Task brief: Word for word, copy all the data and drop the pictures.

======== Data ========

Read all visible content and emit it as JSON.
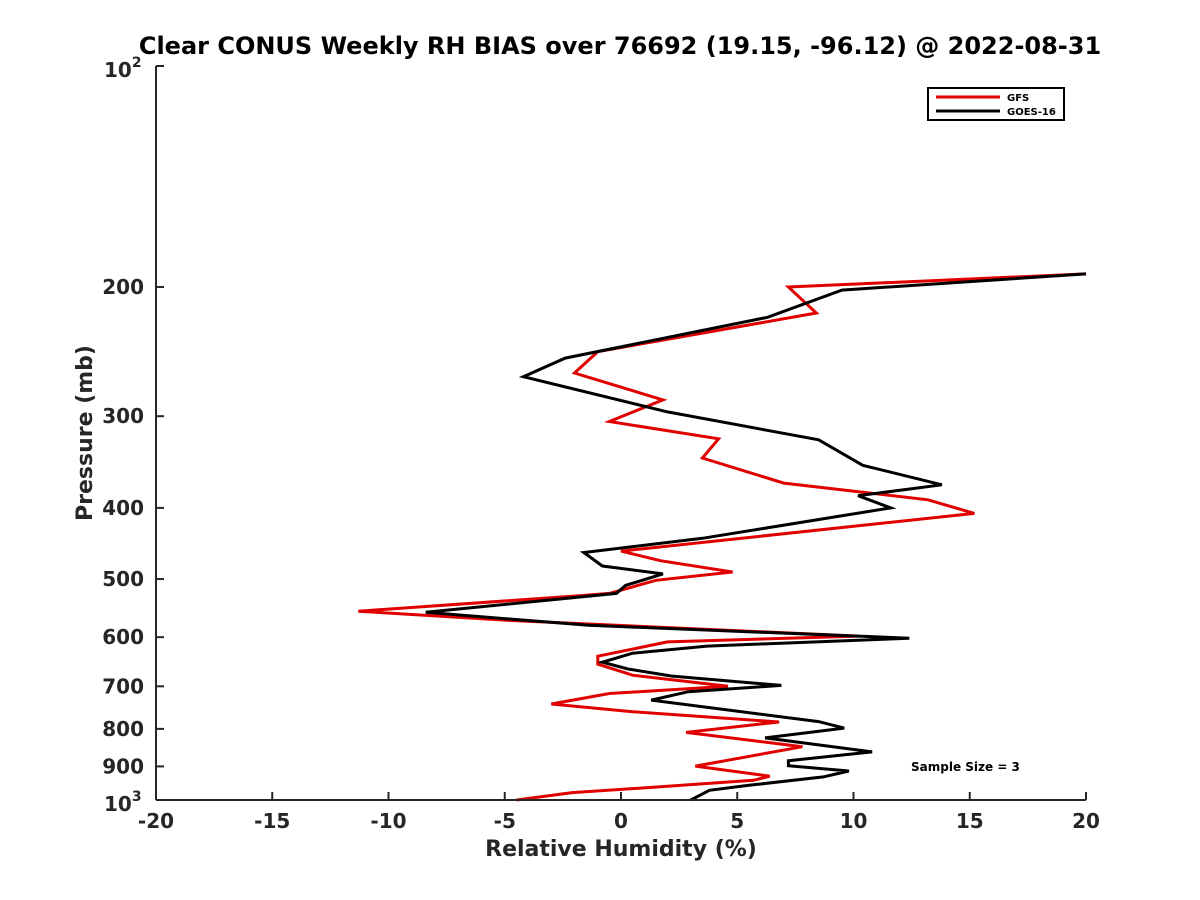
{
  "chart_data": {
    "type": "line",
    "title": "Clear CONUS Weekly RH BIAS over 76692 (19.15, -96.12) @ 2022-08-31",
    "xlabel": "Relative Humidity (%)",
    "ylabel": "Pressure (mb)",
    "xlim": [
      -20,
      20
    ],
    "ylim": [
      100,
      1000
    ],
    "yscale": "log",
    "yreversed": true,
    "xticks": [
      -20,
      -15,
      -10,
      -5,
      0,
      5,
      10,
      15,
      20
    ],
    "xtick_labels": [
      "-20",
      "-15",
      "-10",
      "-5",
      "0",
      "5",
      "10",
      "15",
      "20"
    ],
    "yticks": [
      200,
      300,
      400,
      500,
      600,
      700,
      800,
      900
    ],
    "ytick_labels": [
      "200",
      "300",
      "400",
      "500",
      "600",
      "700",
      "800",
      "900"
    ],
    "ytick_top": {
      "base": "10",
      "exp": "2"
    },
    "ytick_bottom": {
      "base": "10",
      "exp": "3"
    },
    "legend_location": "top-right",
    "grid": false,
    "annotation": "Sample Size = 3",
    "series": [
      {
        "name": "GFS",
        "color": "#e00000",
        "points": [
          [
            20.0,
            192
          ],
          [
            7.2,
            200
          ],
          [
            8.4,
            217
          ],
          [
            -1.0,
            245
          ],
          [
            -2.0,
            262
          ],
          [
            1.8,
            285
          ],
          [
            -0.5,
            305
          ],
          [
            4.2,
            322
          ],
          [
            3.5,
            342
          ],
          [
            7.0,
            370
          ],
          [
            13.2,
            390
          ],
          [
            15.2,
            407
          ],
          [
            0.0,
            458
          ],
          [
            1.7,
            472
          ],
          [
            4.8,
            489
          ],
          [
            1.5,
            502
          ],
          [
            -0.5,
            523
          ],
          [
            -1.8,
            527
          ],
          [
            -11.3,
            553
          ],
          [
            -4.5,
            570
          ],
          [
            10.2,
            598
          ],
          [
            2.0,
            609
          ],
          [
            -1.0,
            637
          ],
          [
            -1.0,
            653
          ],
          [
            0.5,
            676
          ],
          [
            4.6,
            700
          ],
          [
            -0.5,
            716
          ],
          [
            -3.0,
            740
          ],
          [
            0.5,
            758
          ],
          [
            6.8,
            783
          ],
          [
            2.8,
            809
          ],
          [
            7.8,
            846
          ],
          [
            3.2,
            899
          ],
          [
            6.4,
            928
          ],
          [
            5.7,
            940
          ],
          [
            2.0,
            958
          ],
          [
            -2.1,
            977
          ],
          [
            -4.5,
            1000
          ]
        ]
      },
      {
        "name": "GOES-16",
        "color": "#000000",
        "points": [
          [
            20.0,
            192
          ],
          [
            9.5,
            202
          ],
          [
            6.3,
            220
          ],
          [
            -2.4,
            250
          ],
          [
            -4.2,
            265
          ],
          [
            2.0,
            296
          ],
          [
            8.5,
            323
          ],
          [
            10.4,
            350
          ],
          [
            13.8,
            372
          ],
          [
            10.2,
            385
          ],
          [
            11.6,
            400
          ],
          [
            3.5,
            440
          ],
          [
            -1.6,
            460
          ],
          [
            -0.8,
            480
          ],
          [
            1.8,
            492
          ],
          [
            0.2,
            510
          ],
          [
            -0.2,
            523
          ],
          [
            -8.4,
            555
          ],
          [
            -1.4,
            578
          ],
          [
            12.4,
            602
          ],
          [
            3.7,
            617
          ],
          [
            0.5,
            631
          ],
          [
            -0.8,
            649
          ],
          [
            0.3,
            663
          ],
          [
            2.2,
            678
          ],
          [
            6.9,
            698
          ],
          [
            2.9,
            712
          ],
          [
            1.3,
            731
          ],
          [
            8.5,
            782
          ],
          [
            9.6,
            798
          ],
          [
            6.2,
            823
          ],
          [
            10.8,
            860
          ],
          [
            7.2,
            884
          ],
          [
            7.2,
            898
          ],
          [
            9.8,
            913
          ],
          [
            8.7,
            930
          ],
          [
            5.5,
            955
          ],
          [
            3.8,
            970
          ],
          [
            3.0,
            1000
          ]
        ]
      }
    ]
  }
}
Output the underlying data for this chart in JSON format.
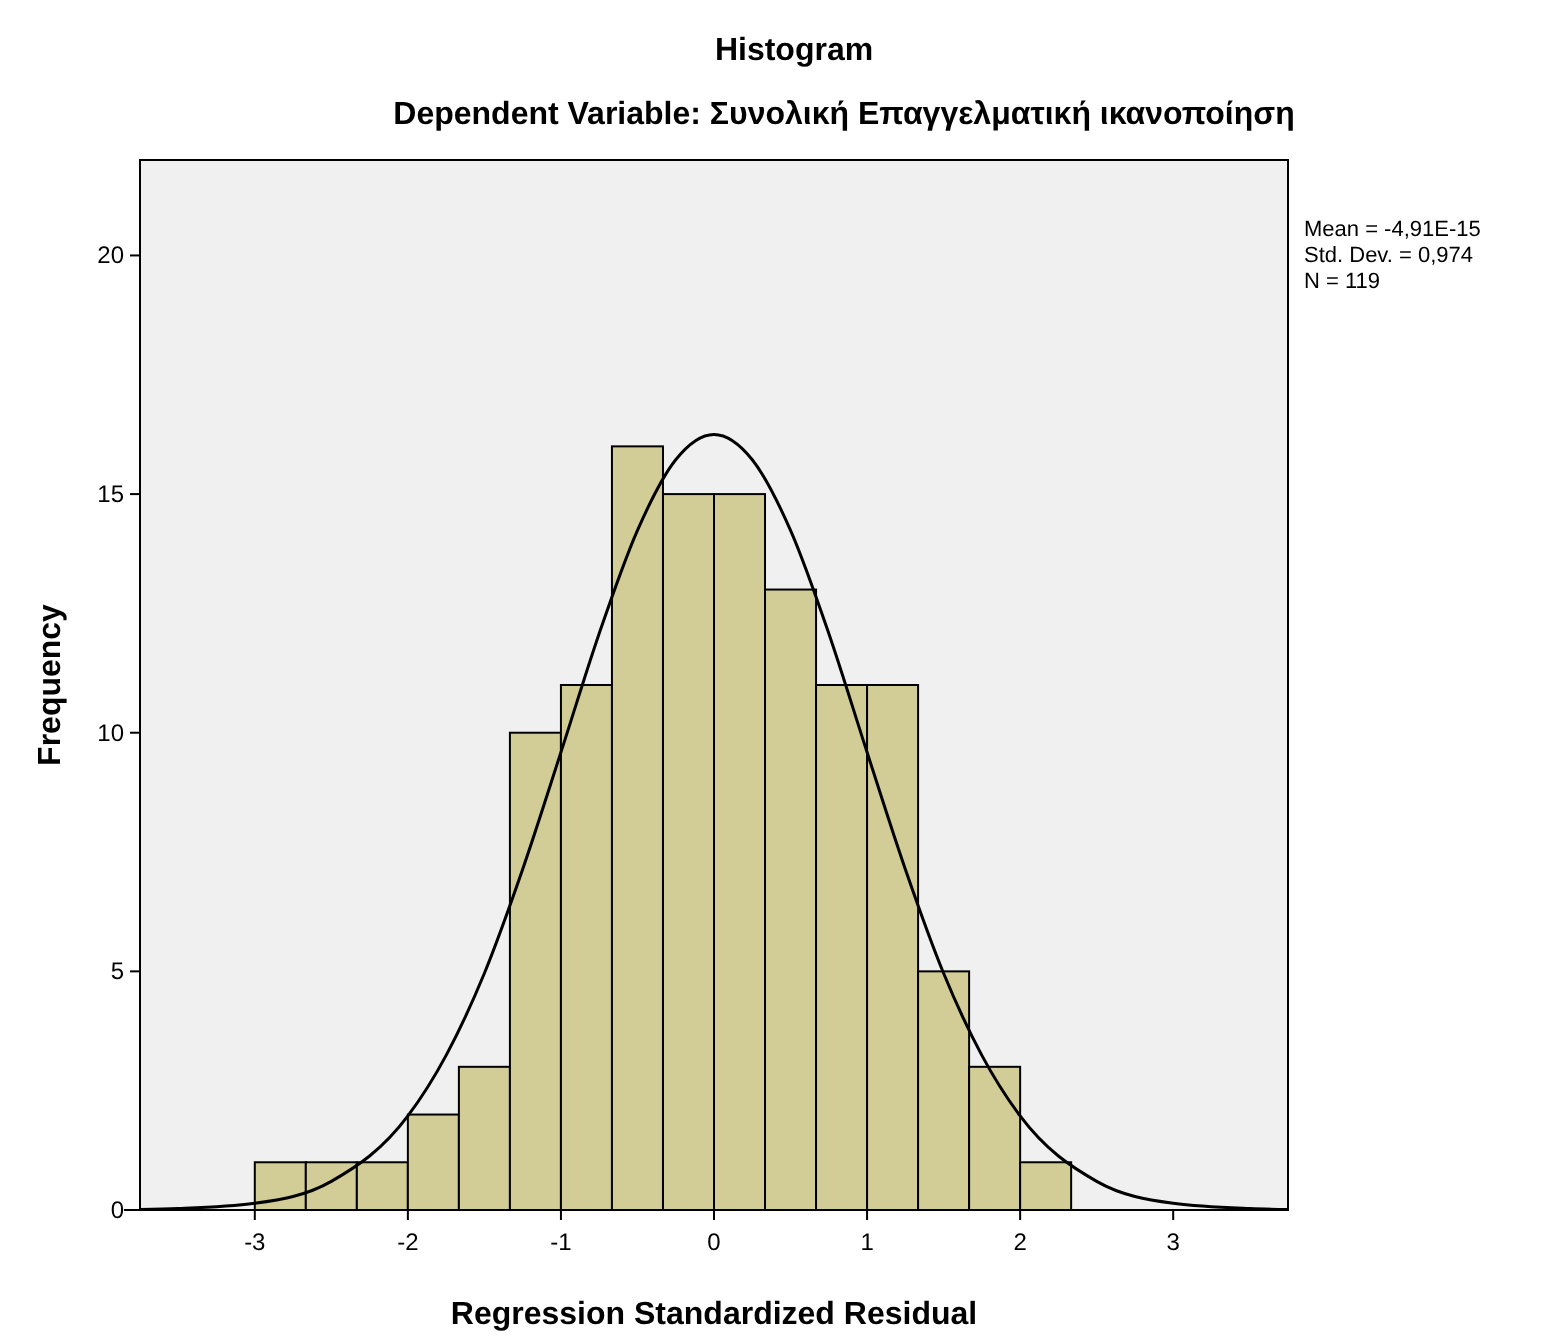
{
  "chart_data": {
    "type": "histogram",
    "title": "Histogram",
    "subtitle": "Dependent Variable: Συνολική Επαγγελματική ικανοποίηση",
    "xlabel": "Regression Standardized Residual",
    "ylabel": "Frequency",
    "bins": [
      -3,
      -2.6667,
      -2.3333,
      -2,
      -1.6667,
      -1.3333,
      -1,
      -0.6667,
      -0.3333,
      0,
      0.3333,
      0.6667,
      1,
      1.3333,
      1.6667,
      2,
      2.3333
    ],
    "values": [
      1,
      1,
      1,
      2,
      3,
      10,
      11,
      16,
      15,
      15,
      13,
      11,
      11,
      5,
      3,
      1
    ],
    "color": "#d2cd96",
    "series": [
      {
        "type": "line",
        "color": "#000000",
        "x": [
          -3.75,
          -3.5,
          -3,
          -2.5,
          -2,
          -1.75,
          -1.5,
          -1.25,
          -1,
          -0.75,
          -0.5,
          -0.25,
          0,
          0.25,
          0.5,
          0.75,
          1,
          1.25,
          1.5,
          1.75,
          2,
          2.5,
          3,
          3.5,
          3.75
        ],
        "values": [
          0.01,
          0.03,
          0.14,
          0.6,
          1.97,
          3.24,
          4.96,
          7.14,
          9.59,
          12.08,
          14.24,
          15.72,
          16.25,
          15.72,
          14.24,
          12.08,
          9.59,
          7.14,
          4.96,
          3.24,
          1.97,
          0.6,
          0.14,
          0.03,
          0.01
        ]
      }
    ],
    "xlim": [
      -3.75,
      3.75
    ],
    "xticks": [
      -3,
      -2,
      -1,
      0,
      1,
      2,
      3
    ],
    "ylim": [
      0,
      22
    ],
    "yticks": [
      0,
      5,
      10,
      15,
      20
    ],
    "grid": false,
    "annotations": [
      "Mean = -4,91E-15",
      "Std. Dev. = 0,974",
      "N = 119"
    ]
  }
}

========

Task response:
Read all visible content and emit it as JSON.
{
  "chart_data": {
    "type": "line",
    "title": "Clear CONUS Weekly RH BIAS over 76692 (19.15, -96.12) @ 2022-08-31",
    "xlabel": "Relative Humidity (%)",
    "ylabel": "Pressure (mb)",
    "xlim": [
      -20,
      20
    ],
    "ylim": [
      100,
      1000
    ],
    "yscale": "log",
    "yreversed": true,
    "xticks": [
      -20,
      -15,
      -10,
      -5,
      0,
      5,
      10,
      15,
      20
    ],
    "xtick_labels": [
      "-20",
      "-15",
      "-10",
      "-5",
      "0",
      "5",
      "10",
      "15",
      "20"
    ],
    "yticks": [
      200,
      300,
      400,
      500,
      600,
      700,
      800,
      900
    ],
    "ytick_labels": [
      "200",
      "300",
      "400",
      "500",
      "600",
      "700",
      "800",
      "900"
    ],
    "ytick_top": {
      "base": "10",
      "exp": "2"
    },
    "ytick_bottom": {
      "base": "10",
      "exp": "3"
    },
    "legend_location": "top-right",
    "grid": false,
    "annotation": "Sample Size = 3",
    "series": [
      {
        "name": "GFS",
        "color": "#e00000",
        "points": [
          [
            20.0,
            192
          ],
          [
            7.2,
            200
          ],
          [
            8.4,
            217
          ],
          [
            -1.0,
            245
          ],
          [
            -2.0,
            262
          ],
          [
            1.8,
            285
          ],
          [
            -0.5,
            305
          ],
          [
            4.2,
            322
          ],
          [
            3.5,
            342
          ],
          [
            7.0,
            370
          ],
          [
            13.2,
            390
          ],
          [
            15.2,
            407
          ],
          [
            0.0,
            458
          ],
          [
            1.7,
            472
          ],
          [
            4.8,
            489
          ],
          [
            1.5,
            502
          ],
          [
            -0.5,
            523
          ],
          [
            -1.8,
            527
          ],
          [
            -11.3,
            553
          ],
          [
            -4.5,
            570
          ],
          [
            10.2,
            598
          ],
          [
            2.0,
            609
          ],
          [
            -1.0,
            637
          ],
          [
            -1.0,
            653
          ],
          [
            0.5,
            676
          ],
          [
            4.6,
            700
          ],
          [
            -0.5,
            716
          ],
          [
            -3.0,
            740
          ],
          [
            0.5,
            758
          ],
          [
            6.8,
            783
          ],
          [
            2.8,
            809
          ],
          [
            7.8,
            846
          ],
          [
            3.2,
            899
          ],
          [
            6.4,
            928
          ],
          [
            5.7,
            940
          ],
          [
            2.0,
            958
          ],
          [
            -2.1,
            977
          ],
          [
            -4.5,
            1000
          ]
        ]
      },
      {
        "name": "GOES-16",
        "color": "#000000",
        "points": [
          [
            20.0,
            192
          ],
          [
            9.5,
            202
          ],
          [
            6.3,
            220
          ],
          [
            -2.4,
            250
          ],
          [
            -4.2,
            265
          ],
          [
            2.0,
            296
          ],
          [
            8.5,
            323
          ],
          [
            10.4,
            350
          ],
          [
            13.8,
            372
          ],
          [
            10.2,
            385
          ],
          [
            11.6,
            400
          ],
          [
            3.5,
            440
          ],
          [
            -1.6,
            460
          ],
          [
            -0.8,
            480
          ],
          [
            1.8,
            492
          ],
          [
            0.2,
            510
          ],
          [
            -0.2,
            523
          ],
          [
            -8.4,
            555
          ],
          [
            -1.4,
            578
          ],
          [
            12.4,
            602
          ],
          [
            3.7,
            617
          ],
          [
            0.5,
            631
          ],
          [
            -0.8,
            649
          ],
          [
            0.3,
            663
          ],
          [
            2.2,
            678
          ],
          [
            6.9,
            698
          ],
          [
            2.9,
            712
          ],
          [
            1.3,
            731
          ],
          [
            8.5,
            782
          ],
          [
            9.6,
            798
          ],
          [
            6.2,
            823
          ],
          [
            10.8,
            860
          ],
          [
            7.2,
            884
          ],
          [
            7.2,
            898
          ],
          [
            9.8,
            913
          ],
          [
            8.7,
            930
          ],
          [
            5.5,
            955
          ],
          [
            3.8,
            970
          ],
          [
            3.0,
            1000
          ]
        ]
      }
    ]
  }
}
Output the underlying data for this chart in JSON format.
{
  "chart_data": {
    "type": "histogram",
    "title": "Histogram",
    "subtitle": "Dependent Variable: Συνολική Επαγγελματική ικανοποίηση",
    "xlabel": "Regression Standardized Residual",
    "ylabel": "Frequency",
    "bins": [
      -3,
      -2.6667,
      -2.3333,
      -2,
      -1.6667,
      -1.3333,
      -1,
      -0.6667,
      -0.3333,
      0,
      0.3333,
      0.6667,
      1,
      1.3333,
      1.6667,
      2,
      2.3333
    ],
    "values": [
      1,
      1,
      1,
      2,
      3,
      10,
      11,
      16,
      15,
      15,
      13,
      11,
      11,
      5,
      3,
      1
    ],
    "color": "#d2cd96",
    "series": [
      {
        "type": "line",
        "color": "#000000",
        "x": [
          -3.75,
          -3.5,
          -3,
          -2.5,
          -2,
          -1.75,
          -1.5,
          -1.25,
          -1,
          -0.75,
          -0.5,
          -0.25,
          0,
          0.25,
          0.5,
          0.75,
          1,
          1.25,
          1.5,
          1.75,
          2,
          2.5,
          3,
          3.5,
          3.75
        ],
        "values": [
          0.01,
          0.03,
          0.14,
          0.6,
          1.97,
          3.24,
          4.96,
          7.14,
          9.59,
          12.08,
          14.24,
          15.72,
          16.25,
          15.72,
          14.24,
          12.08,
          9.59,
          7.14,
          4.96,
          3.24,
          1.97,
          0.6,
          0.14,
          0.03,
          0.01
        ]
      }
    ],
    "xlim": [
      -3.75,
      3.75
    ],
    "xticks": [
      -3,
      -2,
      -1,
      0,
      1,
      2,
      3
    ],
    "ylim": [
      0,
      22
    ],
    "yticks": [
      0,
      5,
      10,
      15,
      20
    ],
    "grid": false,
    "annotations": [
      "Mean = -4,91E-15",
      "Std. Dev. = 0,974",
      "N = 119"
    ]
  }
}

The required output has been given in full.